--- start Data shown ---

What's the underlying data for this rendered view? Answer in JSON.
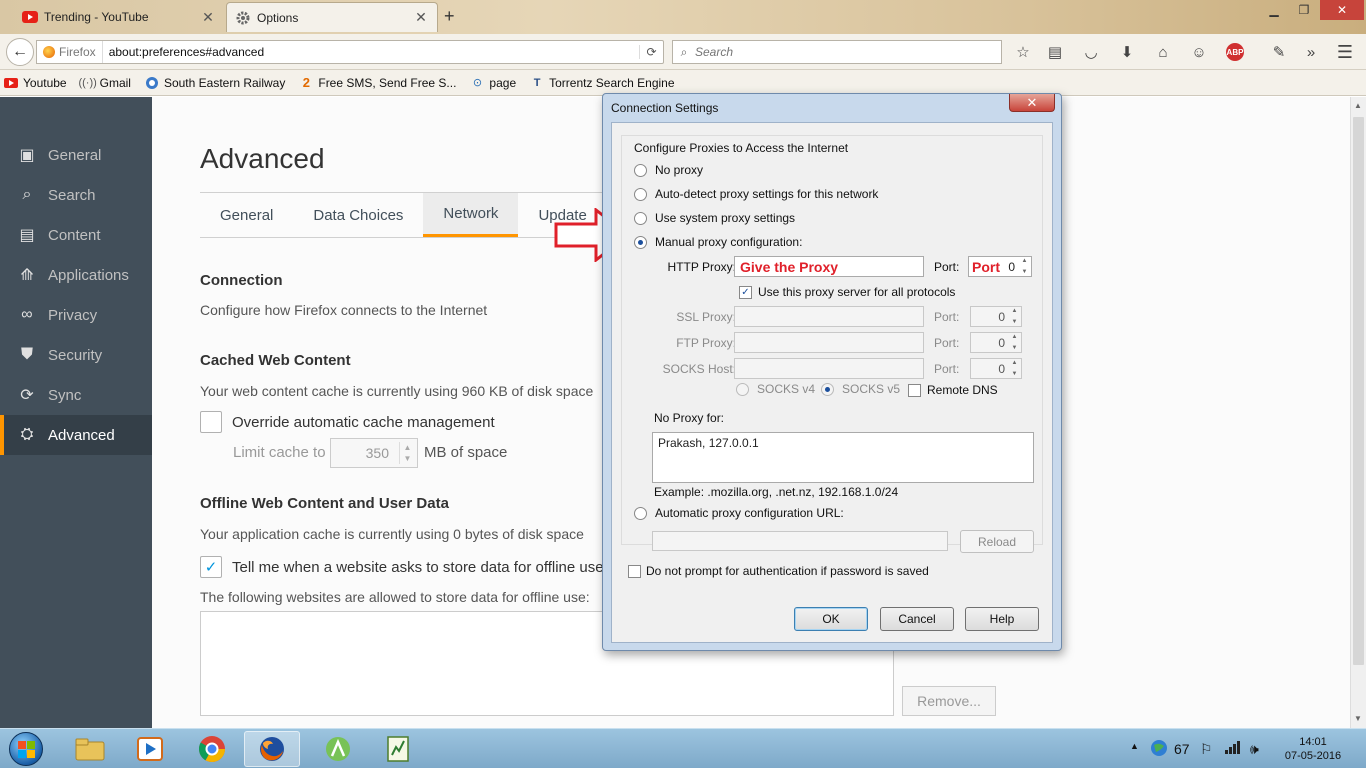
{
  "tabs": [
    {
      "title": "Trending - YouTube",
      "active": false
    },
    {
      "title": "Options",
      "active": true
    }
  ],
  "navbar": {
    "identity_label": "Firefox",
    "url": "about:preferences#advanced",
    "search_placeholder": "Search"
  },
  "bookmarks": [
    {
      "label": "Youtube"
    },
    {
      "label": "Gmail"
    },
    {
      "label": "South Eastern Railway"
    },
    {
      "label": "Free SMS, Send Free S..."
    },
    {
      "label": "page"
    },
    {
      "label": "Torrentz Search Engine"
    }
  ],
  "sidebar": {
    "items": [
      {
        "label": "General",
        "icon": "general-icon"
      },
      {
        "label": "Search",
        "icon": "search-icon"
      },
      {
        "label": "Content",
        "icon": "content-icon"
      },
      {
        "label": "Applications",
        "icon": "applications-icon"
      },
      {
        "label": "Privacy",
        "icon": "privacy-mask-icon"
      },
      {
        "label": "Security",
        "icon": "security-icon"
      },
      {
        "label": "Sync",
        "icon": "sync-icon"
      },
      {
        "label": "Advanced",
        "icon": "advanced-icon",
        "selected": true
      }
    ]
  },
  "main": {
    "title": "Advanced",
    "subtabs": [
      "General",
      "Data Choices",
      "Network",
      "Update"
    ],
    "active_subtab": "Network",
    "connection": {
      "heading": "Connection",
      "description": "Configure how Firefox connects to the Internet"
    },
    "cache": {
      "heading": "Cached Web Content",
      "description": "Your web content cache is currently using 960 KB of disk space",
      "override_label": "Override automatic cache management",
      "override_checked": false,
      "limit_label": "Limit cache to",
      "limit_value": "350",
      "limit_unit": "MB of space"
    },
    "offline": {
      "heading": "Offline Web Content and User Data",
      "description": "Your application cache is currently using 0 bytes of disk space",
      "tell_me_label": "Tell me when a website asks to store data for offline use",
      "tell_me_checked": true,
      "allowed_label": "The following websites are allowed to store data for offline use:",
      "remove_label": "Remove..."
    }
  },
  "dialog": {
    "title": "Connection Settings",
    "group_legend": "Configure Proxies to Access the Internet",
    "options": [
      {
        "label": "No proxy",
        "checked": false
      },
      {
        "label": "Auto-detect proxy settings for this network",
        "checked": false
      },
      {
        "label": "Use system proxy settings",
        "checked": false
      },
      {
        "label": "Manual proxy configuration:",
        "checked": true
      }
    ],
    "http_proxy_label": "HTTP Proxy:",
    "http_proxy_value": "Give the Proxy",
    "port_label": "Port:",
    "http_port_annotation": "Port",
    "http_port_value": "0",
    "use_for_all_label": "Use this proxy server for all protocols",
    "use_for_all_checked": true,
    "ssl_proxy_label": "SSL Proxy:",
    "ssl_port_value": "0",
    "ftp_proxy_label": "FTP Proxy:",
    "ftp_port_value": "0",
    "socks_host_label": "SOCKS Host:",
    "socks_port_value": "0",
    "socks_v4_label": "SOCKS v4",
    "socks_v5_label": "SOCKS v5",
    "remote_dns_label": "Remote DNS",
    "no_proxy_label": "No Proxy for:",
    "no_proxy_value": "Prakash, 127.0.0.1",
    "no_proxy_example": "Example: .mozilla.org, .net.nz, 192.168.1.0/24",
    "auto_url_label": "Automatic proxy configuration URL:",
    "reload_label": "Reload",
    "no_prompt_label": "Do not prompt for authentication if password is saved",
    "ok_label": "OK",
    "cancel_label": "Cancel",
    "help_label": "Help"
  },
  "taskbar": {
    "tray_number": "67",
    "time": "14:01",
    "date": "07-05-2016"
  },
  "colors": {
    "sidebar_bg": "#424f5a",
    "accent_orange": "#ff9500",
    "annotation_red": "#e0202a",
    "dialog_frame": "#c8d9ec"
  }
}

--- end Data shown ---
--- start Data shown ---

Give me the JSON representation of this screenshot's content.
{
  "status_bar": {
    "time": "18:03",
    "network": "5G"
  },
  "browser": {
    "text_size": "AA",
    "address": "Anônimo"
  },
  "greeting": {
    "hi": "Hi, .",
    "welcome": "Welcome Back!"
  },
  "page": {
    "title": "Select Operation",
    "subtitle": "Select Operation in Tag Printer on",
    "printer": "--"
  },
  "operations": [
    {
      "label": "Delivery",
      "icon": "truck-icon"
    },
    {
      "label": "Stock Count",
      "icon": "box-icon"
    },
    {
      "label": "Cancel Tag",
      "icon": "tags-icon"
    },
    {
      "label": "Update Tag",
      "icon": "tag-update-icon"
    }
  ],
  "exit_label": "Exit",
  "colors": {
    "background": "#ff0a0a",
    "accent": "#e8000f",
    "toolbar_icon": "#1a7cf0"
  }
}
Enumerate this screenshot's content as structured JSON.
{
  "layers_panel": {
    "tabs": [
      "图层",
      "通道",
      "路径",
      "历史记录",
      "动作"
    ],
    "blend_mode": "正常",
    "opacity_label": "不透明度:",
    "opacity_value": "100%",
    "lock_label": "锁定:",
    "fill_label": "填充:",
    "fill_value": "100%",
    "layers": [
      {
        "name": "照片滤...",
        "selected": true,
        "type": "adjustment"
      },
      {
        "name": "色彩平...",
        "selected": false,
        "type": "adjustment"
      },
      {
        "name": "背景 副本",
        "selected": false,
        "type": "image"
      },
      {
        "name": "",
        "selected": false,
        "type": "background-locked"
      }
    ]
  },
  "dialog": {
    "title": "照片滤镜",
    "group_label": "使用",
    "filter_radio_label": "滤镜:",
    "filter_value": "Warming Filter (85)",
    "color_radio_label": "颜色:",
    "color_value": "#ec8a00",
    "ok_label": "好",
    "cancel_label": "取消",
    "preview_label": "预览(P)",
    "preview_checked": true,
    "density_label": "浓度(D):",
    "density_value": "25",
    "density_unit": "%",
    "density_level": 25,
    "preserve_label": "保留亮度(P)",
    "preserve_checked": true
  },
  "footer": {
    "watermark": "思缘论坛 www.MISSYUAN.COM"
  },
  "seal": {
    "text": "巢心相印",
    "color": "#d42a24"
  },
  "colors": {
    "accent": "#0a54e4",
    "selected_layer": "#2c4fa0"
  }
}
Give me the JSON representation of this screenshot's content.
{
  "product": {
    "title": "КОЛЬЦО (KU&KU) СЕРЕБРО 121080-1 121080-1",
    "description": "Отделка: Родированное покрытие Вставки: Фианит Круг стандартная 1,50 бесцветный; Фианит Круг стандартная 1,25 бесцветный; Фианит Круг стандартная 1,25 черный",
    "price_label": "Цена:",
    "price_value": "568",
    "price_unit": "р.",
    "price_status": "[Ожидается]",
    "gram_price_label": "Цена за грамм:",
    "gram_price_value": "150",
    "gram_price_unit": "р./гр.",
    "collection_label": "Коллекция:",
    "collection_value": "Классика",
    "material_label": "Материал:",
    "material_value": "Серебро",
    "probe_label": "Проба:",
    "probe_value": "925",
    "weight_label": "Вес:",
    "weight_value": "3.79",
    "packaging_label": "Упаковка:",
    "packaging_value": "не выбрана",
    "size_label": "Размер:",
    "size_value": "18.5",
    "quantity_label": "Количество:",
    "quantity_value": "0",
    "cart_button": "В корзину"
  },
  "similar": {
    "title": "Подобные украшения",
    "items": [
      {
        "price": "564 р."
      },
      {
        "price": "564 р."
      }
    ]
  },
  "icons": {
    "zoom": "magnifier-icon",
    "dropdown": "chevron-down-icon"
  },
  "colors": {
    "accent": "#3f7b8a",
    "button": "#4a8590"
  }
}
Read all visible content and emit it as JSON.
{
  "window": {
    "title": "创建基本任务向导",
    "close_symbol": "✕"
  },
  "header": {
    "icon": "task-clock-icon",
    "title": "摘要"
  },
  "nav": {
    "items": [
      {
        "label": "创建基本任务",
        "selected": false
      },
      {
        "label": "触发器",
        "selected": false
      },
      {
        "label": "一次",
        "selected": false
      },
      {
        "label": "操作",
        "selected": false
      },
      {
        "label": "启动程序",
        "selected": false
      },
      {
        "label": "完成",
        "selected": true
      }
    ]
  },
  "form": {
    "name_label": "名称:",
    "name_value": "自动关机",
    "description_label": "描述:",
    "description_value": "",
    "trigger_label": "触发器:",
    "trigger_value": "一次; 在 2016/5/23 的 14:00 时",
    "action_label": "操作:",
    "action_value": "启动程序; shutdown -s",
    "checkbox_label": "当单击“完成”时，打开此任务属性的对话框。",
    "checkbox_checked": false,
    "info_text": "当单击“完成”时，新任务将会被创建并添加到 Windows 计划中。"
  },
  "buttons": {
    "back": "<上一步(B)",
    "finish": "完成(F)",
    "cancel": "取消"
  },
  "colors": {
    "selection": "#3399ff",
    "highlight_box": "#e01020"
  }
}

--- end Data shown ---

_Problem to solve_.
In the records above, locate the lines holding the word "Configure". Copy each of them.

_Answer to this problem_.
      "description": "Configure how Firefox connects to the Internet"
    "group_legend": "Configure Proxies to Access the Internet",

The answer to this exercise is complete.